[Short problem] The records below must be written out exactly, with every picture left behind.
— Start of Dataset excerpts —
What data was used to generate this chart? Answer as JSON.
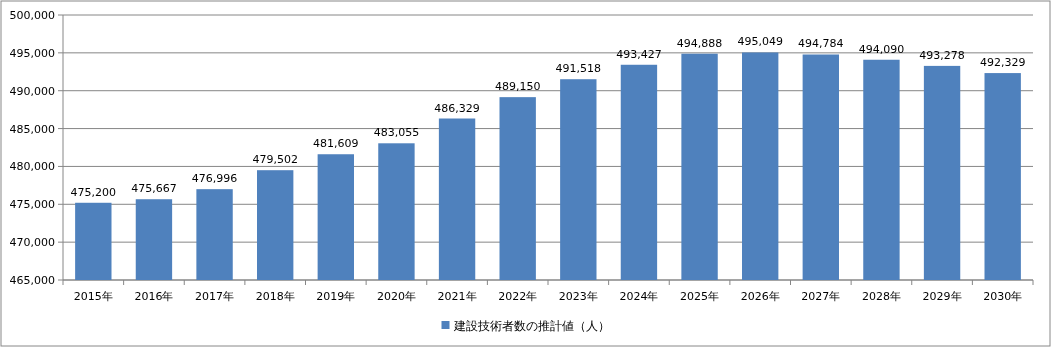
{
  "chart_data": {
    "type": "bar",
    "categories": [
      "2015年",
      "2016年",
      "2017年",
      "2018年",
      "2019年",
      "2020年",
      "2021年",
      "2022年",
      "2023年",
      "2024年",
      "2025年",
      "2026年",
      "2027年",
      "2028年",
      "2029年",
      "2030年"
    ],
    "series": [
      {
        "name": "建設技術者数の推計値（人）",
        "color": "#4f81bd",
        "values": [
          475200,
          475667,
          476996,
          479502,
          481609,
          483055,
          486329,
          489150,
          491518,
          493427,
          494888,
          495049,
          494784,
          494090,
          493278,
          492329
        ],
        "value_labels": [
          "475,200",
          "475,667",
          "476,996",
          "479,502",
          "481,609",
          "483,055",
          "486,329",
          "489,150",
          "491,518",
          "493,427",
          "494,888",
          "495,049",
          "494,784",
          "494,090",
          "493,278",
          "492,329"
        ]
      }
    ],
    "ylim": [
      465000,
      500000
    ],
    "yticks": [
      {
        "value": 465000,
        "label": "465,000"
      },
      {
        "value": 470000,
        "label": "470,000"
      },
      {
        "value": 475000,
        "label": "475,000"
      },
      {
        "value": 480000,
        "label": "480,000"
      },
      {
        "value": 485000,
        "label": "485,000"
      },
      {
        "value": 490000,
        "label": "490,000"
      },
      {
        "value": 495000,
        "label": "495,000"
      },
      {
        "value": 500000,
        "label": "500,000"
      }
    ],
    "grid": "y",
    "legend": "bottom"
  }
}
— End of Dataset excerpts —
[Correct response]
What data was used to generate this chart? Answer as JSON.
{
  "chart_data": {
    "type": "bar",
    "categories": [
      "2015年",
      "2016年",
      "2017年",
      "2018年",
      "2019年",
      "2020年",
      "2021年",
      "2022年",
      "2023年",
      "2024年",
      "2025年",
      "2026年",
      "2027年",
      "2028年",
      "2029年",
      "2030年"
    ],
    "series": [
      {
        "name": "建設技術者数の推計値（人）",
        "color": "#4f81bd",
        "values": [
          475200,
          475667,
          476996,
          479502,
          481609,
          483055,
          486329,
          489150,
          491518,
          493427,
          494888,
          495049,
          494784,
          494090,
          493278,
          492329
        ],
        "value_labels": [
          "475,200",
          "475,667",
          "476,996",
          "479,502",
          "481,609",
          "483,055",
          "486,329",
          "489,150",
          "491,518",
          "493,427",
          "494,888",
          "495,049",
          "494,784",
          "494,090",
          "493,278",
          "492,329"
        ]
      }
    ],
    "ylim": [
      465000,
      500000
    ],
    "yticks": [
      {
        "value": 465000,
        "label": "465,000"
      },
      {
        "value": 470000,
        "label": "470,000"
      },
      {
        "value": 475000,
        "label": "475,000"
      },
      {
        "value": 480000,
        "label": "480,000"
      },
      {
        "value": 485000,
        "label": "485,000"
      },
      {
        "value": 490000,
        "label": "490,000"
      },
      {
        "value": 495000,
        "label": "495,000"
      },
      {
        "value": 500000,
        "label": "500,000"
      }
    ],
    "grid": "y",
    "legend": "bottom"
  }
}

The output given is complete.